* Start *

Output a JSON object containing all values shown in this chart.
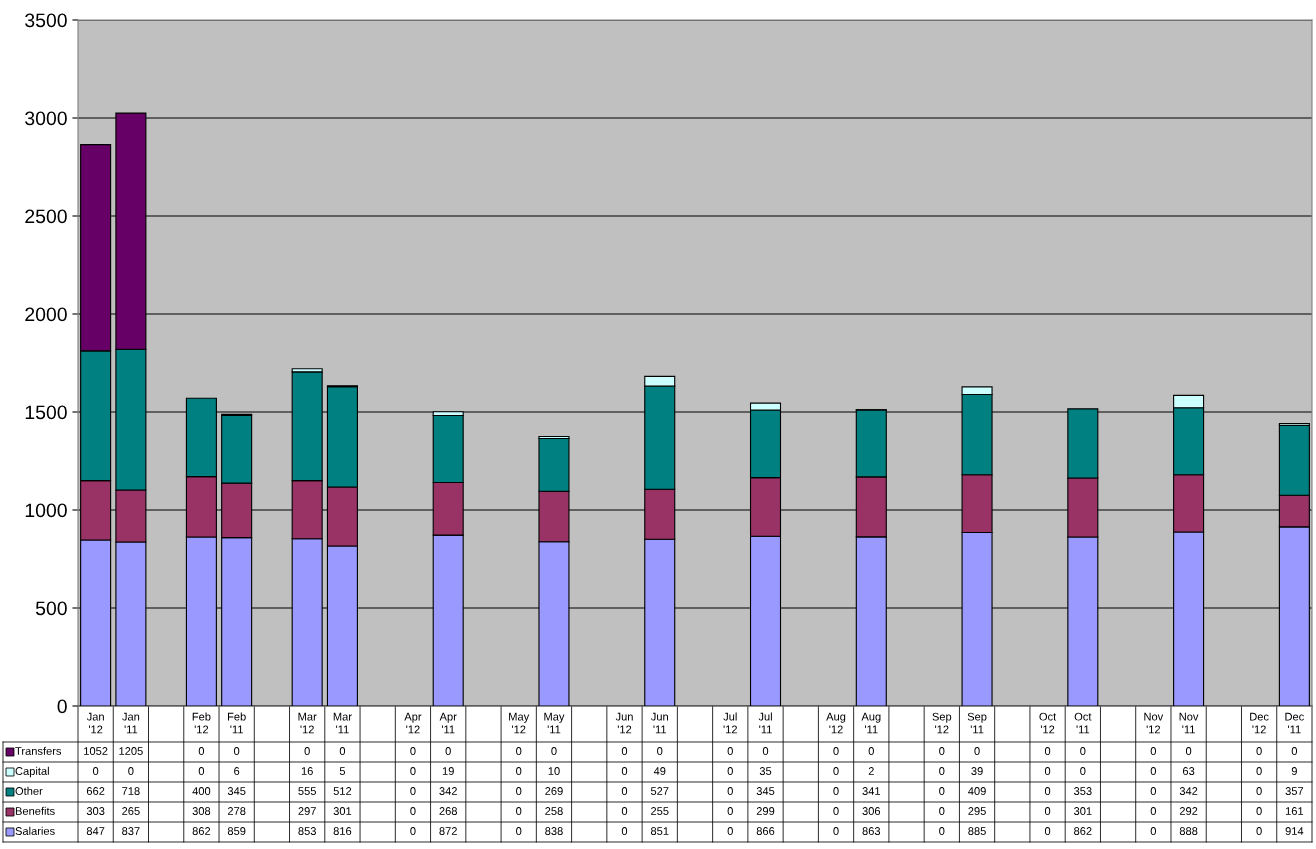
{
  "chart_data": {
    "type": "bar",
    "stacked": true,
    "data_labels": true,
    "legend": "bottom",
    "grid": "y",
    "categories": [
      "Jan '12",
      "Jan '11",
      null,
      "Feb '12",
      "Feb '11",
      null,
      "Mar '12",
      "Mar '11",
      null,
      "Apr '12",
      "Apr '11",
      null,
      "May '12",
      "May '11",
      null,
      "Jun '12",
      "Jun '11",
      null,
      "Jul '12",
      "Jul '11",
      null,
      "Aug '12",
      "Aug '11",
      null,
      "Sep '12",
      "Sep '11",
      null,
      "Oct '12",
      "Oct '11",
      null,
      "Nov '12",
      "Nov '11",
      null,
      "Dec '12",
      "Dec '11"
    ],
    "ylim": [
      0,
      3500
    ],
    "yticks": [
      0,
      500,
      1000,
      1500,
      2000,
      2500,
      3000,
      3500
    ],
    "series": [
      {
        "name": "Salaries",
        "color": "#9999ff",
        "values": [
          847,
          837,
          null,
          862,
          859,
          null,
          853,
          816,
          null,
          0,
          872,
          null,
          0,
          838,
          null,
          0,
          851,
          null,
          0,
          866,
          null,
          0,
          863,
          null,
          0,
          885,
          null,
          0,
          862,
          null,
          0,
          888,
          null,
          0,
          914
        ]
      },
      {
        "name": "Benefits",
        "color": "#993366",
        "values": [
          303,
          265,
          null,
          308,
          278,
          null,
          297,
          301,
          null,
          0,
          268,
          null,
          0,
          258,
          null,
          0,
          255,
          null,
          0,
          299,
          null,
          0,
          306,
          null,
          0,
          295,
          null,
          0,
          301,
          null,
          0,
          292,
          null,
          0,
          161
        ]
      },
      {
        "name": "Other",
        "color": "#008080",
        "values": [
          662,
          718,
          null,
          400,
          345,
          null,
          555,
          512,
          null,
          0,
          342,
          null,
          0,
          269,
          null,
          0,
          527,
          null,
          0,
          345,
          null,
          0,
          341,
          null,
          0,
          409,
          null,
          0,
          353,
          null,
          0,
          342,
          null,
          0,
          357
        ]
      },
      {
        "name": "Capital",
        "color": "#ccffff",
        "values": [
          0,
          0,
          null,
          0,
          6,
          null,
          16,
          5,
          null,
          0,
          19,
          null,
          0,
          10,
          null,
          0,
          49,
          null,
          0,
          35,
          null,
          0,
          2,
          null,
          0,
          39,
          null,
          0,
          0,
          null,
          0,
          63,
          null,
          0,
          9
        ]
      },
      {
        "name": "Transfers",
        "color": "#660066",
        "values": [
          1052,
          1205,
          null,
          0,
          0,
          null,
          0,
          0,
          null,
          0,
          0,
          null,
          0,
          0,
          null,
          0,
          0,
          null,
          0,
          0,
          null,
          0,
          0,
          null,
          0,
          0,
          null,
          0,
          0,
          null,
          0,
          0,
          null,
          0,
          0
        ]
      }
    ]
  }
}
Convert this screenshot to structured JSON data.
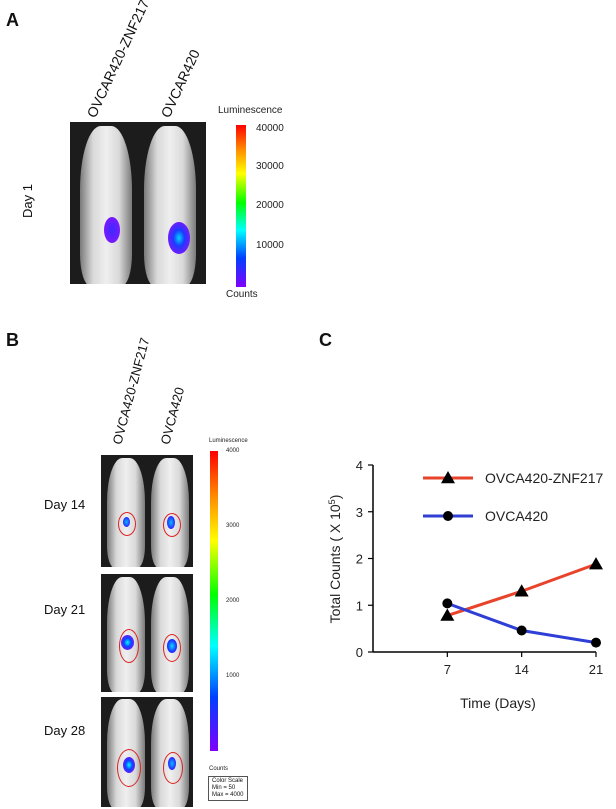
{
  "panels": {
    "a": {
      "letter": "A",
      "columns": [
        "OVCAR420-ZNF217",
        "OVCAR420"
      ],
      "day_label": "Day 1",
      "colorbar": {
        "title": "Luminescence",
        "ticks": [
          "40000",
          "30000",
          "20000",
          "10000"
        ],
        "bottom_label": "Counts"
      }
    },
    "b": {
      "letter": "B",
      "columns": [
        "OVCA420-ZNF217",
        "OVCA420"
      ],
      "days": [
        "Day 14",
        "Day 21",
        "Day 28"
      ],
      "colorbar": {
        "title": "Luminescence",
        "ticks": [
          "4000",
          "3000",
          "2000",
          "1000"
        ],
        "bottom_label": "Counts",
        "scale_lines": [
          "Color Scale",
          "Min = 50",
          "Max = 4000"
        ]
      }
    },
    "c": {
      "letter": "C"
    }
  },
  "chart_data": {
    "type": "line",
    "x": [
      7,
      14,
      21
    ],
    "xlabel": "Time (Days)",
    "ylabel_main": "Total Counts ( X 10",
    "ylabel_sup": "5",
    "ylabel_end": ")",
    "xlim": [
      0,
      21
    ],
    "ylim": [
      0,
      4
    ],
    "xticks": [
      7,
      14,
      21
    ],
    "yticks": [
      0,
      1,
      2,
      3,
      4
    ],
    "legend_position": "top-right",
    "series": [
      {
        "name": "OVCA420-ZNF217",
        "values": [
          0.78,
          1.3,
          1.88
        ],
        "color": "#e8432b",
        "marker": "triangle"
      },
      {
        "name": "OVCA420",
        "values": [
          1.04,
          0.46,
          0.2
        ],
        "color": "#2f3fd6",
        "marker": "circle"
      }
    ]
  }
}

* End *

Copy the listing over exactly, skipping the pictures it holds.

Exercise answer:
Output a JSON object containing all values shown in this chart.
{
  "chart_data": {
    "type": "bar",
    "stacked": true,
    "data_labels": true,
    "legend": "bottom",
    "grid": "y",
    "categories": [
      "Jan '12",
      "Jan '11",
      null,
      "Feb '12",
      "Feb '11",
      null,
      "Mar '12",
      "Mar '11",
      null,
      "Apr '12",
      "Apr '11",
      null,
      "May '12",
      "May '11",
      null,
      "Jun '12",
      "Jun '11",
      null,
      "Jul '12",
      "Jul '11",
      null,
      "Aug '12",
      "Aug '11",
      null,
      "Sep '12",
      "Sep '11",
      null,
      "Oct '12",
      "Oct '11",
      null,
      "Nov '12",
      "Nov '11",
      null,
      "Dec '12",
      "Dec '11"
    ],
    "ylim": [
      0,
      3500
    ],
    "yticks": [
      0,
      500,
      1000,
      1500,
      2000,
      2500,
      3000,
      3500
    ],
    "series": [
      {
        "name": "Salaries",
        "color": "#9999ff",
        "values": [
          847,
          837,
          null,
          862,
          859,
          null,
          853,
          816,
          null,
          0,
          872,
          null,
          0,
          838,
          null,
          0,
          851,
          null,
          0,
          866,
          null,
          0,
          863,
          null,
          0,
          885,
          null,
          0,
          862,
          null,
          0,
          888,
          null,
          0,
          914
        ]
      },
      {
        "name": "Benefits",
        "color": "#993366",
        "values": [
          303,
          265,
          null,
          308,
          278,
          null,
          297,
          301,
          null,
          0,
          268,
          null,
          0,
          258,
          null,
          0,
          255,
          null,
          0,
          299,
          null,
          0,
          306,
          null,
          0,
          295,
          null,
          0,
          301,
          null,
          0,
          292,
          null,
          0,
          161
        ]
      },
      {
        "name": "Other",
        "color": "#008080",
        "values": [
          662,
          718,
          null,
          400,
          345,
          null,
          555,
          512,
          null,
          0,
          342,
          null,
          0,
          269,
          null,
          0,
          527,
          null,
          0,
          345,
          null,
          0,
          341,
          null,
          0,
          409,
          null,
          0,
          353,
          null,
          0,
          342,
          null,
          0,
          357
        ]
      },
      {
        "name": "Capital",
        "color": "#ccffff",
        "values": [
          0,
          0,
          null,
          0,
          6,
          null,
          16,
          5,
          null,
          0,
          19,
          null,
          0,
          10,
          null,
          0,
          49,
          null,
          0,
          35,
          null,
          0,
          2,
          null,
          0,
          39,
          null,
          0,
          0,
          null,
          0,
          63,
          null,
          0,
          9
        ]
      },
      {
        "name": "Transfers",
        "color": "#660066",
        "values": [
          1052,
          1205,
          null,
          0,
          0,
          null,
          0,
          0,
          null,
          0,
          0,
          null,
          0,
          0,
          null,
          0,
          0,
          null,
          0,
          0,
          null,
          0,
          0,
          null,
          0,
          0,
          null,
          0,
          0,
          null,
          0,
          0,
          null,
          0,
          0
        ]
      }
    ]
  }
}
Convert this screenshot to structured JSON data.
{
  "panels": {
    "a": {
      "letter": "A",
      "columns": [
        "OVCAR420-ZNF217",
        "OVCAR420"
      ],
      "day_label": "Day 1",
      "colorbar": {
        "title": "Luminescence",
        "ticks": [
          "40000",
          "30000",
          "20000",
          "10000"
        ],
        "bottom_label": "Counts"
      }
    },
    "b": {
      "letter": "B",
      "columns": [
        "OVCA420-ZNF217",
        "OVCA420"
      ],
      "days": [
        "Day 14",
        "Day 21",
        "Day 28"
      ],
      "colorbar": {
        "title": "Luminescence",
        "ticks": [
          "4000",
          "3000",
          "2000",
          "1000"
        ],
        "bottom_label": "Counts",
        "scale_lines": [
          "Color Scale",
          "Min = 50",
          "Max = 4000"
        ]
      }
    },
    "c": {
      "letter": "C"
    }
  },
  "chart_data": {
    "type": "line",
    "x": [
      7,
      14,
      21
    ],
    "xlabel": "Time (Days)",
    "ylabel_main": "Total Counts ( X 10",
    "ylabel_sup": "5",
    "ylabel_end": ")",
    "xlim": [
      0,
      21
    ],
    "ylim": [
      0,
      4
    ],
    "xticks": [
      7,
      14,
      21
    ],
    "yticks": [
      0,
      1,
      2,
      3,
      4
    ],
    "legend_position": "top-right",
    "series": [
      {
        "name": "OVCA420-ZNF217",
        "values": [
          0.78,
          1.3,
          1.88
        ],
        "color": "#e8432b",
        "marker": "triangle"
      },
      {
        "name": "OVCA420",
        "values": [
          1.04,
          0.46,
          0.2
        ],
        "color": "#2f3fd6",
        "marker": "circle"
      }
    ]
  }
}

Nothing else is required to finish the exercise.